INSTRUCTIONS FOR THE TASK:
Output every entry exactly, from the first line to the last.

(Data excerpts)
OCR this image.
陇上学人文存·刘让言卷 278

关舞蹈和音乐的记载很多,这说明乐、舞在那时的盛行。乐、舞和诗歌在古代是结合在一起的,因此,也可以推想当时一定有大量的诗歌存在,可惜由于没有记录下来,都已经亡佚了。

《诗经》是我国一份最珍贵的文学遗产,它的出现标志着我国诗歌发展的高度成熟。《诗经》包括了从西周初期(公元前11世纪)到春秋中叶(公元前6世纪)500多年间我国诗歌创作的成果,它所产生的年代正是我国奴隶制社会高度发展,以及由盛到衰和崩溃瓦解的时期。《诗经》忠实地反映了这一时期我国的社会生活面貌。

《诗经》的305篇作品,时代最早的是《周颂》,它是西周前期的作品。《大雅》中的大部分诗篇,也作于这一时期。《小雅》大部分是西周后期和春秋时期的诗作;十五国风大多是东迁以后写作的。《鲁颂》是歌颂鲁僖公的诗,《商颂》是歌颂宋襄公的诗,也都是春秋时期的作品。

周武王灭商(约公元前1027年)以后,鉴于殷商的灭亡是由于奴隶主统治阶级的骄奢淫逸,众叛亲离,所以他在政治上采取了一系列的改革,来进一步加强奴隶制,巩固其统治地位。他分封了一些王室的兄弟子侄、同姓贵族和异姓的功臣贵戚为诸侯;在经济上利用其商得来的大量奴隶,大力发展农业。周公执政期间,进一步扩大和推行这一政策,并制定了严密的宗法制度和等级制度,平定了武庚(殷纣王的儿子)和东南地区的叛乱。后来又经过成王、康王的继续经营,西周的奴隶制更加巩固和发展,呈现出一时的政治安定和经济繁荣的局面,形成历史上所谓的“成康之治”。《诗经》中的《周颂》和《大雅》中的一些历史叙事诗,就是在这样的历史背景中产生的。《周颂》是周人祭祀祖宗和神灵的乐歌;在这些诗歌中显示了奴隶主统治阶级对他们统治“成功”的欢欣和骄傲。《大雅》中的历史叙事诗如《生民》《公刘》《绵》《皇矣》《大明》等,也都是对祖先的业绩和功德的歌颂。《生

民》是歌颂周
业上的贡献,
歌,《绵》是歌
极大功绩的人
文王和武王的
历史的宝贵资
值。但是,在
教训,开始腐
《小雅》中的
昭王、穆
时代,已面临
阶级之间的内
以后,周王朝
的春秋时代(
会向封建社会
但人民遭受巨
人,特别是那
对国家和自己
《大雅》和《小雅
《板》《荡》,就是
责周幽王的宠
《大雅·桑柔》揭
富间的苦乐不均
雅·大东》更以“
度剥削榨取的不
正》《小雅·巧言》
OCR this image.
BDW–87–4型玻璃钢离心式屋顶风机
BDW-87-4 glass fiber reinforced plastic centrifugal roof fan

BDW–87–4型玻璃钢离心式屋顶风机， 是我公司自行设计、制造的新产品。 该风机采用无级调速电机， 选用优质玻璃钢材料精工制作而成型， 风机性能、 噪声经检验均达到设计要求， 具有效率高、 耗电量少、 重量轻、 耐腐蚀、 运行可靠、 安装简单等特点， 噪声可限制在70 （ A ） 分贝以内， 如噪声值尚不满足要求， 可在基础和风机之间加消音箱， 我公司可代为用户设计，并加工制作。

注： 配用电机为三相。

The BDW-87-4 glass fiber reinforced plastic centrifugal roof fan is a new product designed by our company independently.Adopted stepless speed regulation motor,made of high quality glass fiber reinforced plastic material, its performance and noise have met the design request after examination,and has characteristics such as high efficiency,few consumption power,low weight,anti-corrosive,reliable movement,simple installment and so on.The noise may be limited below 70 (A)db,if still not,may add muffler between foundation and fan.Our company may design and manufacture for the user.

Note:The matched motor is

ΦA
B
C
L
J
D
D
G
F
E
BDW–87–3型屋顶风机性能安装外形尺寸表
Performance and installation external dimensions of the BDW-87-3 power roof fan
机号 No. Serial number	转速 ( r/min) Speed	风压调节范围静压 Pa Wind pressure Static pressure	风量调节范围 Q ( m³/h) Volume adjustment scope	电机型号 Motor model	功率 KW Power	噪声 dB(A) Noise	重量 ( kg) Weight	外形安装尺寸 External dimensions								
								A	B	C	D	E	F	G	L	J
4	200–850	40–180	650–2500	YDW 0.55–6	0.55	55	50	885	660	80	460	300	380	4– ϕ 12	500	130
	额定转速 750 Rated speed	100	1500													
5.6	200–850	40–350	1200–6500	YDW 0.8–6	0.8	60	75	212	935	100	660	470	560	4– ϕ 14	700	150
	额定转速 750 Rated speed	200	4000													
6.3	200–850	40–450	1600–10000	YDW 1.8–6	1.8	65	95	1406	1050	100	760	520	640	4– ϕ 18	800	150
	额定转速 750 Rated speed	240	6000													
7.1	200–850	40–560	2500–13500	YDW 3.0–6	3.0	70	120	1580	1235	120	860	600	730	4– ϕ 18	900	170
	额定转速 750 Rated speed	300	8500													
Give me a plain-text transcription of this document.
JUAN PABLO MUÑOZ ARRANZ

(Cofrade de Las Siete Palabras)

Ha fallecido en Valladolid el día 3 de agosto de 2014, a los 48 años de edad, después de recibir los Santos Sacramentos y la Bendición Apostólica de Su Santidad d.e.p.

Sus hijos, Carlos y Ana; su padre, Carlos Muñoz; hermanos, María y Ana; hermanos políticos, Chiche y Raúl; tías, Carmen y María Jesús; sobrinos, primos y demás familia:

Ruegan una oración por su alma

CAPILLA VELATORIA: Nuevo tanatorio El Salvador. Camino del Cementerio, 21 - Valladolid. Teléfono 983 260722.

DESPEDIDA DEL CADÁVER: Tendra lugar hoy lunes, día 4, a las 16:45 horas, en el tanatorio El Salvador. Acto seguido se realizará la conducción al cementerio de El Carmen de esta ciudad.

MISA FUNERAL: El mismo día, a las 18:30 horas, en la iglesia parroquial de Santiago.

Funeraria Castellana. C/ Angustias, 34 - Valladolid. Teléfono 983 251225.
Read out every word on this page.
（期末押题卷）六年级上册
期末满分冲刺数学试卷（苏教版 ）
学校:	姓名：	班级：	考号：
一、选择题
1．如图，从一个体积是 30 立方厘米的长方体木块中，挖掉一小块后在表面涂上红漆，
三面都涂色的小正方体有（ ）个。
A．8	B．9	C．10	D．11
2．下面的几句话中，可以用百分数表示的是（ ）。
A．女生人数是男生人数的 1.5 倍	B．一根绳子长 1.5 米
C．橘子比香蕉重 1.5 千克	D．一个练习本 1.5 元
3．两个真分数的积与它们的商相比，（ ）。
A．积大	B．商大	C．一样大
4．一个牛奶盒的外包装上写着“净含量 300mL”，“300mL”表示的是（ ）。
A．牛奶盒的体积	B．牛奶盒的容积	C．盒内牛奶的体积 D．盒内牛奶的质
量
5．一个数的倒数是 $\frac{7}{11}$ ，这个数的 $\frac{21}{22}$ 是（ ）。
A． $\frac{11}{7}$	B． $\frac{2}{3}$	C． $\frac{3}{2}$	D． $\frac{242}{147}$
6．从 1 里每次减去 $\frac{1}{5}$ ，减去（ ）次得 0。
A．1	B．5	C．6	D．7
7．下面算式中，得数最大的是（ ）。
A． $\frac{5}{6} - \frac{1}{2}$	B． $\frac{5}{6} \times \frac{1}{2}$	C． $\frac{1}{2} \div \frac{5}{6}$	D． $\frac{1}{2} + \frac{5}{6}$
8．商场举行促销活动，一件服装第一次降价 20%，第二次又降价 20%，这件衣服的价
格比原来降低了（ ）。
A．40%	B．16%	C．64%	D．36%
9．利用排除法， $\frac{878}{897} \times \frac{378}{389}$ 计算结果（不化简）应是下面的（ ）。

TASK RESPONSE:
OCR this image.
陇上学人文存·刘让言卷 278

关舞蹈和音乐的记载很多,这说明乐、舞在那时的盛行。乐、舞和诗歌在古代是结合在一起的,因此,也可以推想当时一定有大量的诗歌存在,可惜由于没有记录下来,都已经亡佚了。

《诗经》是我国一份最珍贵的文学遗产,它的出现标志着我国诗歌发展的高度成熟。《诗经》包括了从西周初期(公元前11世纪)到春秋中叶(公元前6世纪)500多年间我国诗歌创作的成果,它所产生的年代正是我国奴隶制社会高度发展,以及由盛到衰和崩溃瓦解的时期。《诗经》忠实地反映了这一时期我国的社会生活面貌。

《诗经》的305篇作品,时代最早的是《周颂》,它是西周前期的作品。《大雅》中的大部分诗篇,也作于这一时期。《小雅》大部分是西周后期和春秋时期的诗作;十五国风大多是东迁以后写作的。《鲁颂》是歌颂鲁僖公的诗,《商颂》是歌颂宋襄公的诗,也都是春秋时期的作品。

周武王灭商(约公元前1027年)以后,鉴于殷商的灭亡是由于奴隶主统治阶级的骄奢淫逸,众叛亲离,所以他在政治上采取了一系列的改革,来进一步加强奴隶制,巩固其统治地位。他分封了一些王室的兄弟子侄、同姓贵族和异姓的功臣贵戚为诸侯;在经济上利用其商得来的大量奴隶,大力发展农业。周公执政期间,进一步扩大和推行这一政策,并制定了严密的宗法制度和等级制度,平定了武庚(殷纣王的儿子)和东南地区的叛乱。后来又经过成王、康王的继续经营,西周的奴隶制更加巩固和发展,呈现出一时的政治安定和经济繁荣的局面,形成历史上所谓的“成康之治”。《诗经》中的《周颂》和《大雅》中的一些历史叙事诗,就是在这样的历史背景中产生的。《周颂》是周人祭祀祖宗和神灵的乐歌;在这些诗歌中显示了奴隶主统治阶级对他们统治“成功”的欢欣和骄傲。《大雅》中的历史叙事诗如《生民》《公刘》《绵》《皇矣》《大明》等,也都是对祖先的业绩和功德的歌颂。《生

民》是歌颂周
业上的贡献,
歌,《绵》是歌
极大功绩的人
文王和武王的
历史的宝贵资
值。但是,在
教训,开始腐
《小雅》中的
昭王、穆
时代,已面临
阶级之间的内
以后,周王朝
的春秋时代(
会向封建社会
但人民遭受巨
人,特别是那
对国家和自己
《大雅》和《小雅
《板》《荡》,就是
责周幽王的宠
《大雅·桑柔》揭
富间的苦乐不均
雅·大东》更以“
度剥削榨取的不
正》《小雅·巧言》
OCR this image.
BDW–87–4型玻璃钢离心式屋顶风机
BDW-87-4 glass fiber reinforced plastic centrifugal roof fan

BDW–87–4型玻璃钢离心式屋顶风机， 是我公司自行设计、制造的新产品。 该风机采用无级调速电机， 选用优质玻璃钢材料精工制作而成型， 风机性能、 噪声经检验均达到设计要求， 具有效率高、 耗电量少、 重量轻、 耐腐蚀、 运行可靠、 安装简单等特点， 噪声可限制在70 （ A ） 分贝以内， 如噪声值尚不满足要求， 可在基础和风机之间加消音箱， 我公司可代为用户设计，并加工制作。

注： 配用电机为三相。

The BDW-87-4 glass fiber reinforced plastic centrifugal roof fan is a new product designed by our company independently.Adopted stepless speed regulation motor,made of high quality glass fiber reinforced plastic material, its performance and noise have met the design request after examination,and has characteristics such as high efficiency,few consumption power,low weight,anti-corrosive,reliable movement,simple installment and so on.The noise may be limited below 70 (A)db,if still not,may add muffler between foundation and fan.Our company may design and manufacture for the user.

Note:The matched motor is

ΦA
B
C
L
J
D
D
G
F
E
BDW–87–3型屋顶风机性能安装外形尺寸表
Performance and installation external dimensions of the BDW-87-3 power roof fan
机号 No. Serial number	转速 ( r/min) Speed	风压调节范围静压 Pa Wind pressure Static pressure	风量调节范围 Q ( m³/h) Volume adjustment scope	电机型号 Motor model	功率 KW Power	噪声 dB(A) Noise	重量 ( kg) Weight	外形安装尺寸 External dimensions								
								A	B	C	D	E	F	G	L	J
4	200–850	40–180	650–2500	YDW 0.55–6	0.55	55	50	885	660	80	460	300	380	4– ϕ 12	500	130
	额定转速 750 Rated speed	100	1500													
5.6	200–850	40–350	1200–6500	YDW 0.8–6	0.8	60	75	212	935	100	660	470	560	4– ϕ 14	700	150
	额定转速 750 Rated speed	200	4000													
6.3	200–850	40–450	1600–10000	YDW 1.8–6	1.8	65	95	1406	1050	100	760	520	640	4– ϕ 18	800	150
	额定转速 750 Rated speed	240	6000													
7.1	200–850	40–560	2500–13500	YDW 3.0–6	3.0	70	120	1580	1235	120	860	600	730	4– ϕ 18	900	170
	额定转速 750 Rated speed	300	8500													
Give me a plain-text transcription of this document.
JUAN PABLO MUÑOZ ARRANZ

(Cofrade de Las Siete Palabras)

Ha fallecido en Valladolid el día 3 de agosto de 2014, a los 48 años de edad, después de recibir los Santos Sacramentos y la Bendición Apostólica de Su Santidad d.e.p.

Sus hijos, Carlos y Ana; su padre, Carlos Muñoz; hermanos, María y Ana; hermanos políticos, Chiche y Raúl; tías, Carmen y María Jesús; sobrinos, primos y demás familia:

Ruegan una oración por su alma

CAPILLA VELATORIA: Nuevo tanatorio El Salvador. Camino del Cementerio, 21 - Valladolid. Teléfono 983 260722.

DESPEDIDA DEL CADÁVER: Tendra lugar hoy lunes, día 4, a las 16:45 horas, en el tanatorio El Salvador. Acto seguido se realizará la conducción al cementerio de El Carmen de esta ciudad.

MISA FUNERAL: El mismo día, a las 18:30 horas, en la iglesia parroquial de Santiago.

Funeraria Castellana. C/ Angustias, 34 - Valladolid. Teléfono 983 251225.
Read out every word on this page.
（期末押题卷）六年级上册
期末满分冲刺数学试卷（苏教版 ）
学校:	姓名：	班级：	考号：
一、选择题
1．如图，从一个体积是 30 立方厘米的长方体木块中，挖掉一小块后在表面涂上红漆，
三面都涂色的小正方体有（ ）个。
A．8	B．9	C．10	D．11
2．下面的几句话中，可以用百分数表示的是（ ）。
A．女生人数是男生人数的 1.5 倍	B．一根绳子长 1.5 米
C．橘子比香蕉重 1.5 千克	D．一个练习本 1.5 元
3．两个真分数的积与它们的商相比，（ ）。
A．积大	B．商大	C．一样大
4．一个牛奶盒的外包装上写着“净含量 300mL”，“300mL”表示的是（ ）。
A．牛奶盒的体积	B．牛奶盒的容积	C．盒内牛奶的体积 D．盒内牛奶的质
量
5．一个数的倒数是 $\frac{7}{11}$ ，这个数的 $\frac{21}{22}$ 是（ ）。
A． $\frac{11}{7}$	B． $\frac{2}{3}$	C． $\frac{3}{2}$	D． $\frac{242}{147}$
6．从 1 里每次减去 $\frac{1}{5}$ ，减去（ ）次得 0。
A．1	B．5	C．6	D．7
7．下面算式中，得数最大的是（ ）。
A． $\frac{5}{6} - \frac{1}{2}$	B． $\frac{5}{6} \times \frac{1}{2}$	C． $\frac{1}{2} \div \frac{5}{6}$	D． $\frac{1}{2} + \frac{5}{6}$
8．商场举行促销活动，一件服装第一次降价 20%，第二次又降价 20%，这件衣服的价
格比原来降低了（ ）。
A．40%	B．16%	C．64%	D．36%
9．利用排除法， $\frac{878}{897} \times \frac{378}{389}$ 计算结果（不化简）应是下面的（ ）。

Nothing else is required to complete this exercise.